• [GIVEN TASK]
From the listing below, pull out every line where the string "group" appears.
--- Start of RECORDS SHOWN ---
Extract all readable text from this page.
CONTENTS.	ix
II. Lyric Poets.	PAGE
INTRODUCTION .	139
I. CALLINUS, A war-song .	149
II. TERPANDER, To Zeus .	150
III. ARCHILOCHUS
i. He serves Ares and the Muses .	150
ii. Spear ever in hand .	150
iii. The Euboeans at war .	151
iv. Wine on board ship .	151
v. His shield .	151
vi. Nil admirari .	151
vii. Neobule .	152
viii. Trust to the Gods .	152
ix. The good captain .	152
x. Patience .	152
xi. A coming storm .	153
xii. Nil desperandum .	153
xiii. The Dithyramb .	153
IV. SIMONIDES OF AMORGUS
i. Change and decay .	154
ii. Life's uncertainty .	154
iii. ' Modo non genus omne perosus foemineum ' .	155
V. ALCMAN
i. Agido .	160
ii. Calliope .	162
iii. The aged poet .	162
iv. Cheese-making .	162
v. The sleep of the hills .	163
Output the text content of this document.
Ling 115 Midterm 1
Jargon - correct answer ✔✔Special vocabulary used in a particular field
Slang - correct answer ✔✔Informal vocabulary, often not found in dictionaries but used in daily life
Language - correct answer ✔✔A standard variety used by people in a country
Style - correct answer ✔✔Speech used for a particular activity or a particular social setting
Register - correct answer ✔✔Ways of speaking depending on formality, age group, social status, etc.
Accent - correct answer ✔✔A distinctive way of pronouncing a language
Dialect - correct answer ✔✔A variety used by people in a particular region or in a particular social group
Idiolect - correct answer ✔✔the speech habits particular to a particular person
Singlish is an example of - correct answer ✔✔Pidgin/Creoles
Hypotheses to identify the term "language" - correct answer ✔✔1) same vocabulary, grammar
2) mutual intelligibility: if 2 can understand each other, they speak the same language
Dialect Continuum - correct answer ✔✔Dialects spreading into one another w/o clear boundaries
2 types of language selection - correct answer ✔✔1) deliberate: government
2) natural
--- End of RECORDS SHOWN ---
• [TASK RESPONSE]
Register - correct answer ✔✔Ways of speaking depending on formality, age group, social status, etc.
Dialect - correct answer ✔✔A variety used by people in a particular region or in a particular social group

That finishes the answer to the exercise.